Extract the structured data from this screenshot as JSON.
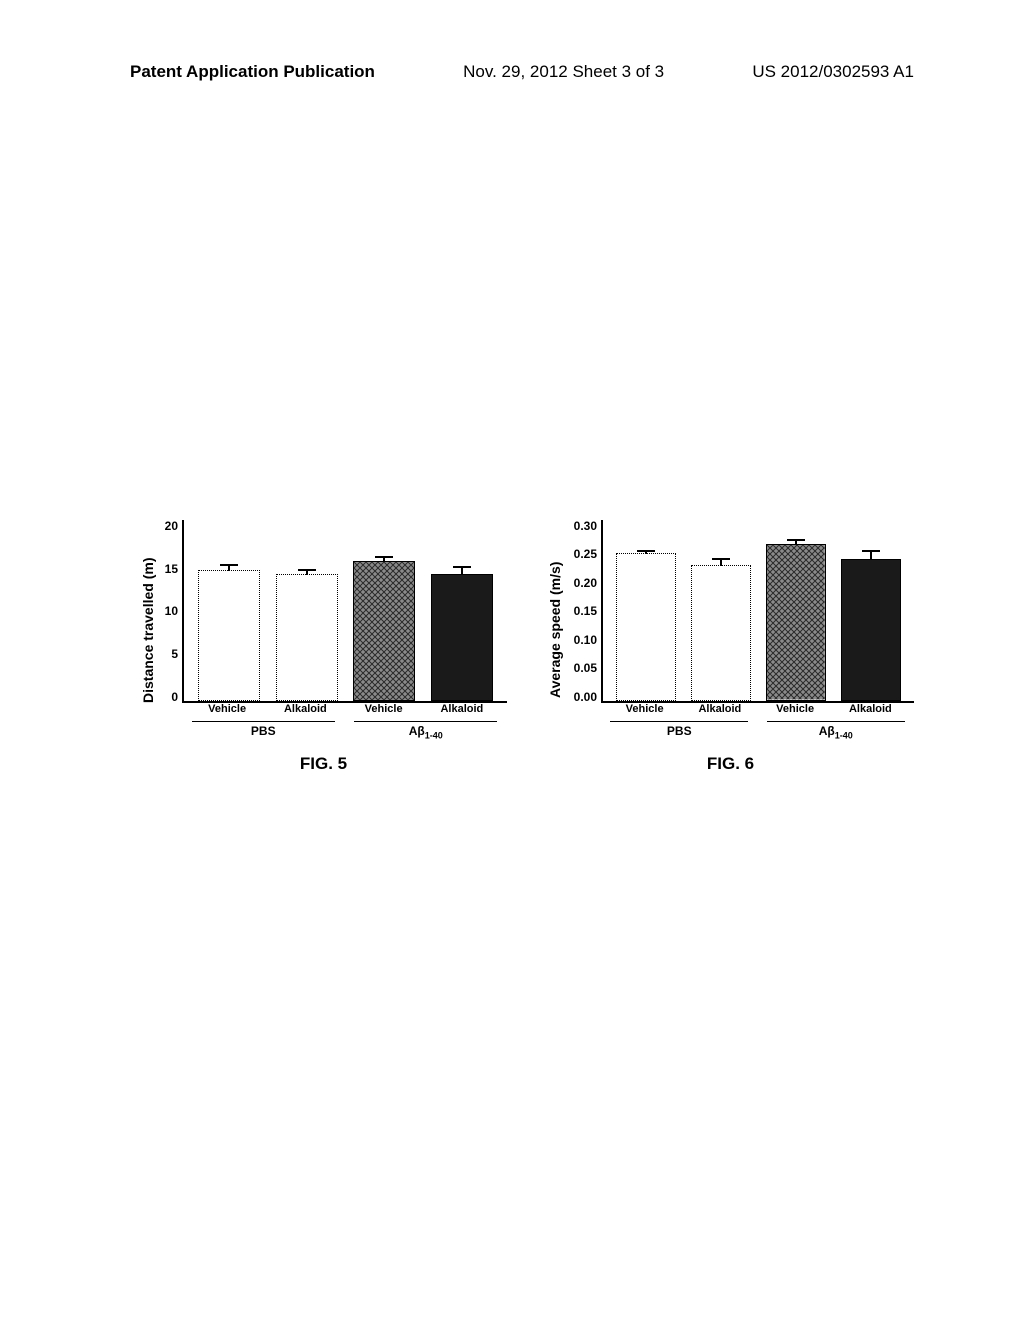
{
  "header": {
    "left": "Patent Application Publication",
    "center": "Nov. 29, 2012  Sheet 3 of 3",
    "right": "US 2012/0302593 A1"
  },
  "figures": {
    "fig5": {
      "type": "bar",
      "label": "FIG. 5",
      "y_label": "Distance travelled (m)",
      "y_ticks": [
        "20",
        "15",
        "10",
        "5",
        "0"
      ],
      "y_max": 20,
      "bar_labels": [
        "Vehicle",
        "Alkaloid",
        "Vehicle",
        "Alkaloid"
      ],
      "group_labels": [
        "PBS",
        "Aβ"
      ],
      "group_sub": "1-40",
      "bars": [
        {
          "value": 14.5,
          "err": 0.6,
          "fill": "dotted-outline"
        },
        {
          "value": 14.0,
          "err": 0.6,
          "fill": "dotted-outline"
        },
        {
          "value": 15.5,
          "err": 0.5,
          "fill": "crosshatch"
        },
        {
          "value": 14.0,
          "err": 0.9,
          "fill": "solid"
        }
      ],
      "yaxis_width": 22
    },
    "fig6": {
      "type": "bar",
      "label": "FIG. 6",
      "y_label": "Average speed (m/s)",
      "y_ticks": [
        "0.30",
        "0.25",
        "0.20",
        "0.15",
        "0.10",
        "0.05",
        "0.00"
      ],
      "y_max": 0.3,
      "bar_labels": [
        "Vehicle",
        "Alkaloid",
        "Vehicle",
        "Alkaloid"
      ],
      "group_labels": [
        "PBS",
        "Aβ"
      ],
      "group_sub": "1-40",
      "bars": [
        {
          "value": 0.245,
          "err": 0.005,
          "fill": "dotted-outline"
        },
        {
          "value": 0.225,
          "err": 0.012,
          "fill": "dotted-outline"
        },
        {
          "value": 0.26,
          "err": 0.008,
          "fill": "crosshatch"
        },
        {
          "value": 0.235,
          "err": 0.015,
          "fill": "solid"
        }
      ],
      "yaxis_width": 34
    }
  },
  "styles": {
    "fill_colors": {
      "dotted-outline": {
        "background": "#ffffff",
        "border": "1.5px dotted #000000"
      },
      "crosshatch": {
        "background": "#6f6f6f",
        "border": "1.5px solid #000000",
        "pattern": true
      },
      "solid": {
        "background": "#1a1a1a",
        "border": "1.5px solid #000000"
      }
    }
  }
}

◇ ◇ ◇ ◇ ◇

▶ _SET EXERCISE_: Omit the images and transcribe all of the records above word for word.

▶ _FINISHED TASK_:
Extract the structured data from this screenshot as JSON.
{
  "header": {
    "left": "Patent Application Publication",
    "center": "Nov. 29, 2012  Sheet 3 of 3",
    "right": "US 2012/0302593 A1"
  },
  "figures": {
    "fig5": {
      "type": "bar",
      "label": "FIG. 5",
      "y_label": "Distance travelled (m)",
      "y_ticks": [
        "20",
        "15",
        "10",
        "5",
        "0"
      ],
      "y_max": 20,
      "bar_labels": [
        "Vehicle",
        "Alkaloid",
        "Vehicle",
        "Alkaloid"
      ],
      "group_labels": [
        "PBS",
        "Aβ"
      ],
      "group_sub": "1-40",
      "bars": [
        {
          "value": 14.5,
          "err": 0.6,
          "fill": "dotted-outline"
        },
        {
          "value": 14.0,
          "err": 0.6,
          "fill": "dotted-outline"
        },
        {
          "value": 15.5,
          "err": 0.5,
          "fill": "crosshatch"
        },
        {
          "value": 14.0,
          "err": 0.9,
          "fill": "solid"
        }
      ],
      "yaxis_width": 22
    },
    "fig6": {
      "type": "bar",
      "label": "FIG. 6",
      "y_label": "Average speed (m/s)",
      "y_ticks": [
        "0.30",
        "0.25",
        "0.20",
        "0.15",
        "0.10",
        "0.05",
        "0.00"
      ],
      "y_max": 0.3,
      "bar_labels": [
        "Vehicle",
        "Alkaloid",
        "Vehicle",
        "Alkaloid"
      ],
      "group_labels": [
        "PBS",
        "Aβ"
      ],
      "group_sub": "1-40",
      "bars": [
        {
          "value": 0.245,
          "err": 0.005,
          "fill": "dotted-outline"
        },
        {
          "value": 0.225,
          "err": 0.012,
          "fill": "dotted-outline"
        },
        {
          "value": 0.26,
          "err": 0.008,
          "fill": "crosshatch"
        },
        {
          "value": 0.235,
          "err": 0.015,
          "fill": "solid"
        }
      ],
      "yaxis_width": 34
    }
  },
  "styles": {
    "fill_colors": {
      "dotted-outline": {
        "background": "#ffffff",
        "border": "1.5px dotted #000000"
      },
      "crosshatch": {
        "background": "#6f6f6f",
        "border": "1.5px solid #000000",
        "pattern": true
      },
      "solid": {
        "background": "#1a1a1a",
        "border": "1.5px solid #000000"
      }
    }
  }
}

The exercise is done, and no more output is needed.